** BEGIN **

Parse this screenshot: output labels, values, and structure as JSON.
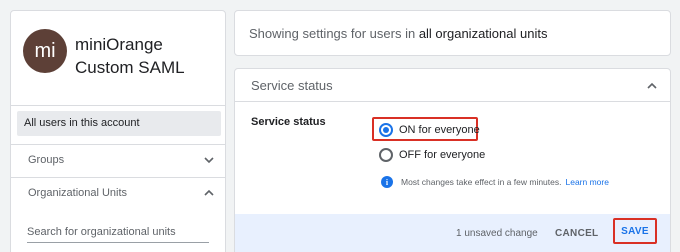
{
  "app": {
    "avatar_initials": "mi",
    "name": "miniOrange Custom SAML",
    "avatar_color": "#5d4037"
  },
  "sidebar": {
    "selected_ou": "All users in this account",
    "groups_label": "Groups",
    "ou_label": "Organizational Units",
    "search_placeholder": "Search for organizational units"
  },
  "scope": {
    "prefix": "Showing settings for users in ",
    "value": "all organizational units"
  },
  "service": {
    "card_title": "Service status",
    "setting_label": "Service status",
    "options": [
      {
        "label": "ON for everyone",
        "checked": true
      },
      {
        "label": "OFF for everyone",
        "checked": false
      }
    ],
    "info_text": "Most changes take effect in a few minutes.",
    "learn_more": "Learn more"
  },
  "footer": {
    "unsaved": "1 unsaved change",
    "cancel": "CANCEL",
    "save": "SAVE"
  },
  "colors": {
    "accent": "#1a73e8",
    "highlight": "#d93025"
  }
}
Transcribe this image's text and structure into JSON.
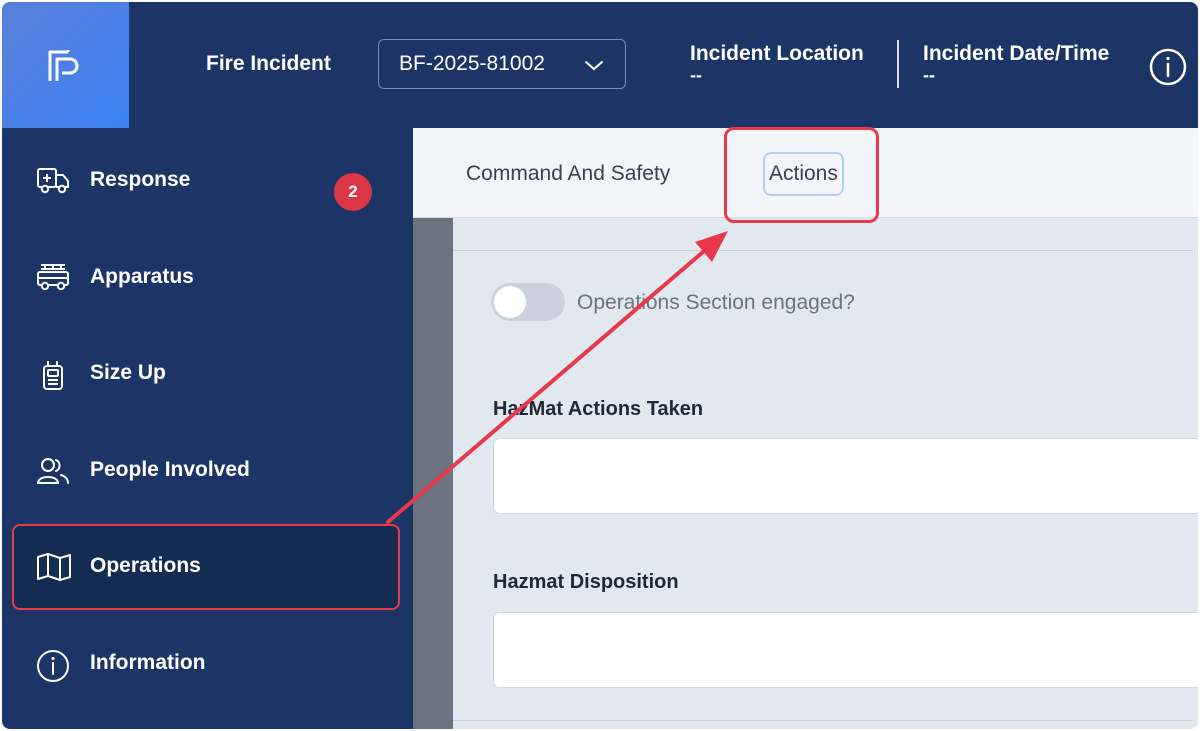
{
  "header": {
    "app_title": "Fire Incident",
    "incident_id": "BF-2025-81002",
    "location_label": "Incident Location",
    "location_value": "--",
    "datetime_label": "Incident Date/Time",
    "datetime_value": "--"
  },
  "sidebar": {
    "items": [
      {
        "label": "Response",
        "icon": "ambulance-icon",
        "badge": "2"
      },
      {
        "label": "Apparatus",
        "icon": "fire-truck-icon"
      },
      {
        "label": "Size Up",
        "icon": "radio-icon"
      },
      {
        "label": "People Involved",
        "icon": "people-icon"
      },
      {
        "label": "Operations",
        "icon": "map-icon",
        "active": true
      },
      {
        "label": "Information",
        "icon": "info-icon"
      }
    ]
  },
  "main": {
    "tabs": [
      {
        "label": "Command And Safety"
      },
      {
        "label": "Actions",
        "active": true
      }
    ],
    "toggle": {
      "label": "Operations Section engaged?",
      "on": false
    },
    "fields": [
      {
        "label": "HazMat Actions Taken",
        "value": ""
      },
      {
        "label": "Hazmat Disposition",
        "value": ""
      }
    ]
  },
  "colors": {
    "navy": "#1d3566",
    "accent_red": "#e8394a",
    "badge_red": "#dc3545",
    "content_bg": "#e2e8f0"
  }
}
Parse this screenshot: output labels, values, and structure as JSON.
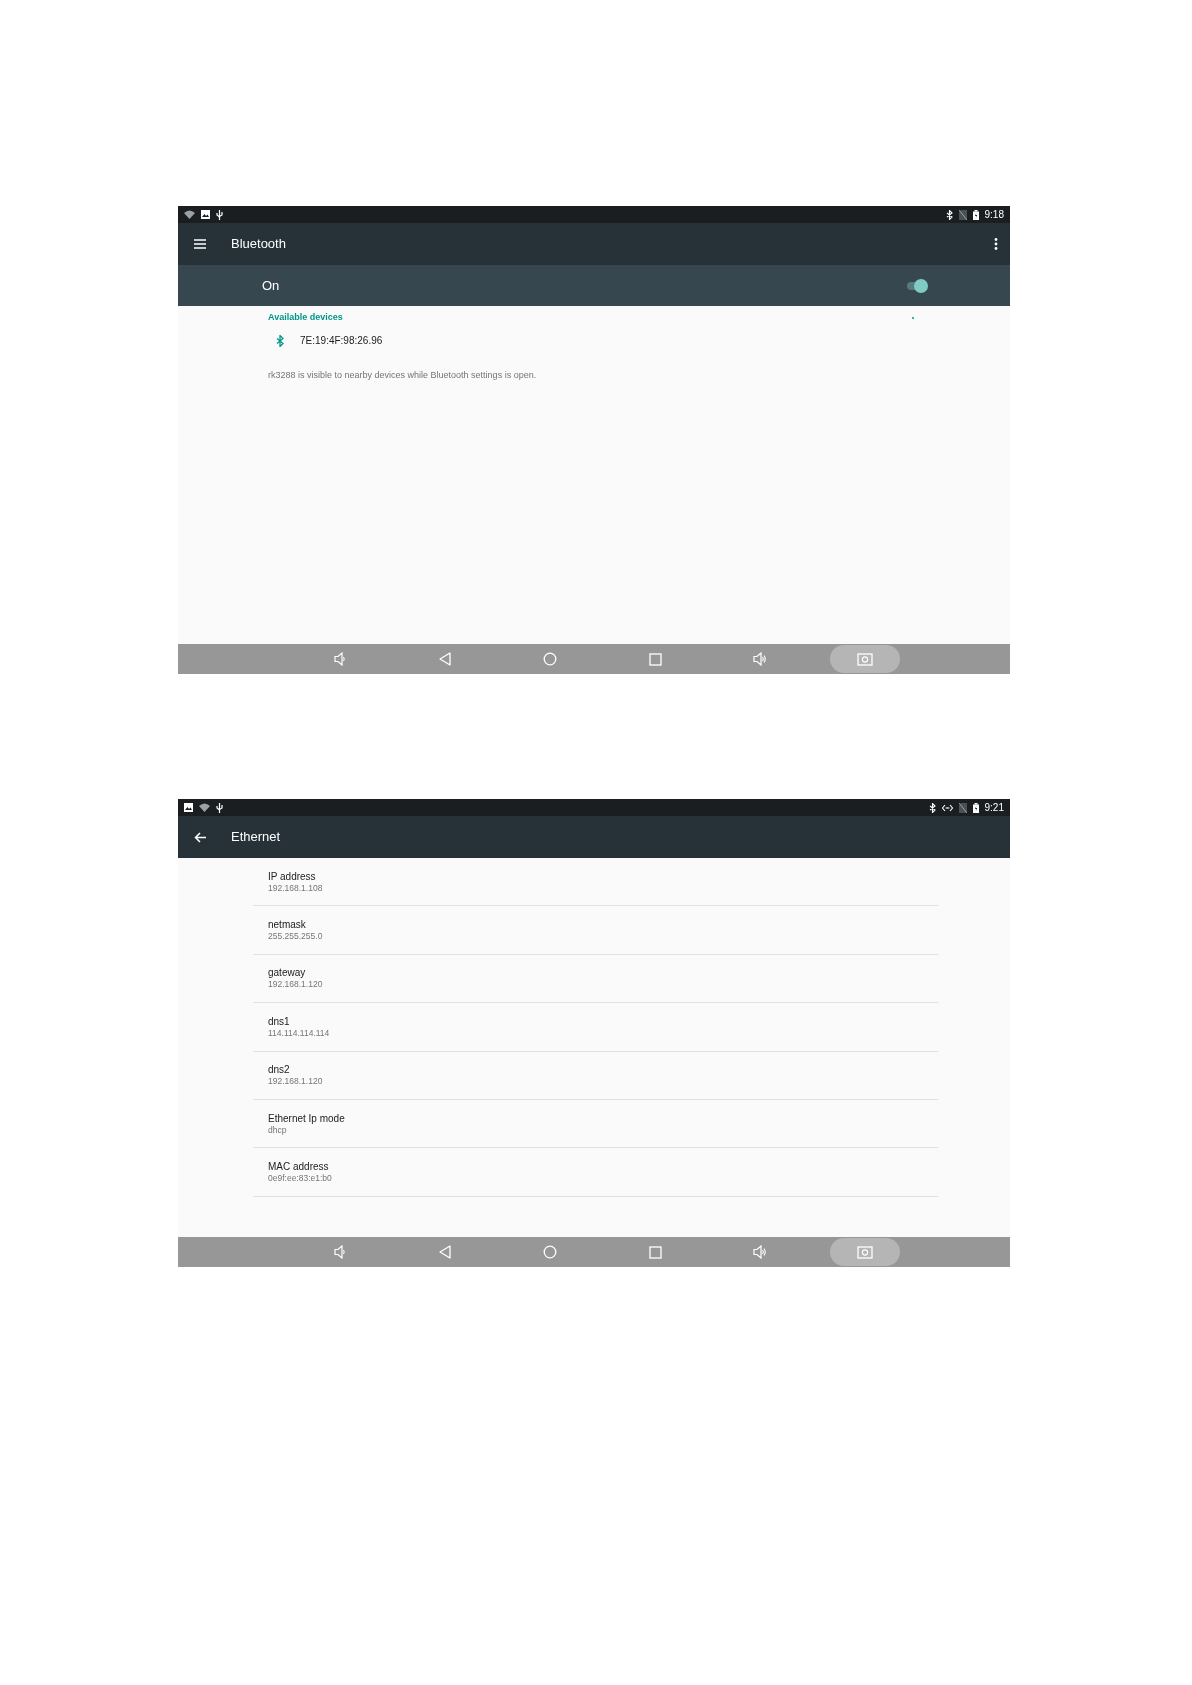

** END **

- **Stated task**
Give the data again exactly as written, with all pictures left out.

- **Solution to this exercise**
Parse this screenshot: output labels, values, and structure as JSON.
{
  "app": {
    "avatar_initials": "mi",
    "name": "miniOrange Custom SAML",
    "avatar_color": "#5d4037"
  },
  "sidebar": {
    "selected_ou": "All users in this account",
    "groups_label": "Groups",
    "ou_label": "Organizational Units",
    "search_placeholder": "Search for organizational units"
  },
  "scope": {
    "prefix": "Showing settings for users in ",
    "value": "all organizational units"
  },
  "service": {
    "card_title": "Service status",
    "setting_label": "Service status",
    "options": [
      {
        "label": "ON for everyone",
        "checked": true
      },
      {
        "label": "OFF for everyone",
        "checked": false
      }
    ],
    "info_text": "Most changes take effect in a few minutes.",
    "learn_more": "Learn more"
  },
  "footer": {
    "unsaved": "1 unsaved change",
    "cancel": "CANCEL",
    "save": "SAVE"
  },
  "colors": {
    "accent": "#1a73e8",
    "highlight": "#d93025"
  }
}
Transcribe this image's text and structure into JSON.
{
  "header": {
    "app_title": "Fire Incident",
    "incident_id": "BF-2025-81002",
    "location_label": "Incident Location",
    "location_value": "--",
    "datetime_label": "Incident Date/Time",
    "datetime_value": "--"
  },
  "sidebar": {
    "items": [
      {
        "label": "Response",
        "icon": "ambulance-icon",
        "badge": "2"
      },
      {
        "label": "Apparatus",
        "icon": "fire-truck-icon"
      },
      {
        "label": "Size Up",
        "icon": "radio-icon"
      },
      {
        "label": "People Involved",
        "icon": "people-icon"
      },
      {
        "label": "Operations",
        "icon": "map-icon",
        "active": true
      },
      {
        "label": "Information",
        "icon": "info-icon"
      }
    ]
  },
  "main": {
    "tabs": [
      {
        "label": "Command And Safety"
      },
      {
        "label": "Actions",
        "active": true
      }
    ],
    "toggle": {
      "label": "Operations Section engaged?",
      "on": false
    },
    "fields": [
      {
        "label": "HazMat Actions Taken",
        "value": ""
      },
      {
        "label": "Hazmat Disposition",
        "value": ""
      }
    ]
  },
  "colors": {
    "navy": "#1d3566",
    "accent_red": "#e8394a",
    "badge_red": "#dc3545",
    "content_bg": "#e2e8f0"
  }
}
Parse this screenshot: output labels, values, and structure as JSON.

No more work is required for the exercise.